▶ **Aim of the task**
Below is a listing. Gather each line of it that contains "Würtemberg".
** BEGIN Provided data **
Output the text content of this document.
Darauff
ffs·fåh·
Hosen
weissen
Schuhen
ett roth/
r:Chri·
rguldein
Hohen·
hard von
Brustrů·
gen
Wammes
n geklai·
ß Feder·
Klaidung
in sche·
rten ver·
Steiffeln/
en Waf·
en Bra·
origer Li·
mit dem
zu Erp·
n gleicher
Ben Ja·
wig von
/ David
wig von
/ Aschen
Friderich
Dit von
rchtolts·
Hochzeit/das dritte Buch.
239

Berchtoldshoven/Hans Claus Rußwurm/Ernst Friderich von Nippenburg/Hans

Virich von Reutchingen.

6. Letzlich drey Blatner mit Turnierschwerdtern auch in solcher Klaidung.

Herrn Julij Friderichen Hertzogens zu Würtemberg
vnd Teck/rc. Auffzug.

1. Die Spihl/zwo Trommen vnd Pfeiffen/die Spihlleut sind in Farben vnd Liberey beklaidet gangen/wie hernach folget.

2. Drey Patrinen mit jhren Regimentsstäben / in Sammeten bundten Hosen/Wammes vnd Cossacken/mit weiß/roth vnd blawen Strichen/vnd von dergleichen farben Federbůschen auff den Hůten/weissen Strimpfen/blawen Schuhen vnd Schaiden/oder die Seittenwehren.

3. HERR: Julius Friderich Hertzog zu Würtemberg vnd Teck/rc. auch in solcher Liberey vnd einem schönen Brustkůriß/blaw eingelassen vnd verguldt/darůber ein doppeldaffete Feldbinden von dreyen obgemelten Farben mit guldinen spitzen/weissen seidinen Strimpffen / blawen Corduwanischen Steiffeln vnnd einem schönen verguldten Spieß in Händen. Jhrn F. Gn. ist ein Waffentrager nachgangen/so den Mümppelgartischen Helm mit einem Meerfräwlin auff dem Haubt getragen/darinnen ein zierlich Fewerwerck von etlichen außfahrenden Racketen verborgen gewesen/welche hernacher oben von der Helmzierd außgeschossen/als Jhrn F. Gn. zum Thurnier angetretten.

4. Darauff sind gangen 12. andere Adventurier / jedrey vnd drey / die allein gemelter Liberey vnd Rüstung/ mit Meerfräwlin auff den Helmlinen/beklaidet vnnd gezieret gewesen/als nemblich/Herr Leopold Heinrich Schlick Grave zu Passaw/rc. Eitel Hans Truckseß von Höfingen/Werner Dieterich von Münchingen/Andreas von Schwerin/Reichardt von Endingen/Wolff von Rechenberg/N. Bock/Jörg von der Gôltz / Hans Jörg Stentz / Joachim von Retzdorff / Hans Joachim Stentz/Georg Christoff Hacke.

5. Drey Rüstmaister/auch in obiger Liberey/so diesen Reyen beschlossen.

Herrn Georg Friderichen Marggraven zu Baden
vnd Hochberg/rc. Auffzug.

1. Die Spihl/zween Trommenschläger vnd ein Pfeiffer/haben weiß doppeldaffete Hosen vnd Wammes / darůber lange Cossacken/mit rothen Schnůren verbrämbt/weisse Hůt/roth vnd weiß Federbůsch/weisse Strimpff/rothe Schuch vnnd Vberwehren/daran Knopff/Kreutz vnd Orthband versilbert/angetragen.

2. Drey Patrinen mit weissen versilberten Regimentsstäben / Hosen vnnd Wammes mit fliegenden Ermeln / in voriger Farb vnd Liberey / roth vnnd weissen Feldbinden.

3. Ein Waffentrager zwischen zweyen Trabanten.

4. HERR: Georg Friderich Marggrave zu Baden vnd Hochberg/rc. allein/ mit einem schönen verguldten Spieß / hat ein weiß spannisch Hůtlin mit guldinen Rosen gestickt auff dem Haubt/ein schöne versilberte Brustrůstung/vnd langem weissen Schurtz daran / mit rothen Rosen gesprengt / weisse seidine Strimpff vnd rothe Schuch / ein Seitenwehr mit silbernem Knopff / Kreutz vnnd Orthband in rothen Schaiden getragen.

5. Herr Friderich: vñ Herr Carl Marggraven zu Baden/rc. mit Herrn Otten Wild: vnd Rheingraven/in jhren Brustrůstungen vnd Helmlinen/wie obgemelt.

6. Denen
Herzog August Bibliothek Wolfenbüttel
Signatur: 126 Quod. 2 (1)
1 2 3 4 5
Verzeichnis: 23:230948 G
** END Provided data **
** BEGIN Provided data **
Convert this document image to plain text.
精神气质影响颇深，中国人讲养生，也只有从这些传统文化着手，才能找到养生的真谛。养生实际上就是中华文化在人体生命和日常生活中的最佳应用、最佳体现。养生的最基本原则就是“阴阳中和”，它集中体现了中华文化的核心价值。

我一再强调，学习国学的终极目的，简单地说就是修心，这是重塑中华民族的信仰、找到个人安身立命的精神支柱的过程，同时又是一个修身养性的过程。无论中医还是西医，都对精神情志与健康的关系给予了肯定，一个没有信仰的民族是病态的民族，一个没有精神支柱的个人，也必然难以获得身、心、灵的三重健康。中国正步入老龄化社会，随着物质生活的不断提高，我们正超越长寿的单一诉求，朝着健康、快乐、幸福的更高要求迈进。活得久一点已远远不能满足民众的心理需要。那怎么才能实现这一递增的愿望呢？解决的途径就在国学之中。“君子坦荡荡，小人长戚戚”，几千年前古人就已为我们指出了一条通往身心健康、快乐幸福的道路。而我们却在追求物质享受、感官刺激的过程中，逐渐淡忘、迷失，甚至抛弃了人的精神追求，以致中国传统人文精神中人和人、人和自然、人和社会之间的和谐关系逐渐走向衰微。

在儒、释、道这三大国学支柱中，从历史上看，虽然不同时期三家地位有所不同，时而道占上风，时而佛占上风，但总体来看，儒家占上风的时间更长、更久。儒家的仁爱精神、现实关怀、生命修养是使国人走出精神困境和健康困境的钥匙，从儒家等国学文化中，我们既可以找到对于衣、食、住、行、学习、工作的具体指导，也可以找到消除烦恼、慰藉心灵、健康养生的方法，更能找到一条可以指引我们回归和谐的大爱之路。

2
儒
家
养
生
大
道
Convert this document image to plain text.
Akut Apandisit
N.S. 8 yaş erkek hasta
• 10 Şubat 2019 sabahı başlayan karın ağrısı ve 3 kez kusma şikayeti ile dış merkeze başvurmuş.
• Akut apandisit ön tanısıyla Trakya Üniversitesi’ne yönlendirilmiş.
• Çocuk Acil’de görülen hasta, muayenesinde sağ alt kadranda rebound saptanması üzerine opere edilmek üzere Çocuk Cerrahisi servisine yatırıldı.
** END Provided data **
▶ **The output**
Herrn Julij Friderichen Hertzogens zu Würtemberg
3. HERR: Julius Friderich Hertzog zu Würtemberg vnd Teck/rc. auch in solcher Liberey vnd einem schönen Brustkůriß/blaw eingelassen vnd verguldt/darůber ein doppeldaffete Feldbinden von dreyen obgemelten Farben mit guldinen spitzen/weissen seidinen Strimpffen / blawen Corduwanischen Steiffeln vnnd einem schönen verguldten Spieß in Händen. Jhrn F. Gn. ist ein Waffentrager nachgangen/so den Mümppelgartischen Helm mit einem Meerfräwlin auff dem Haubt getragen/darinnen ein zierlich Fewerwerck von etlichen außfahrenden Racketen verborgen gewesen/welche hernacher oben von der Helmzierd außgeschossen/als Jhrn F. Gn. zum Thurnier angetretten.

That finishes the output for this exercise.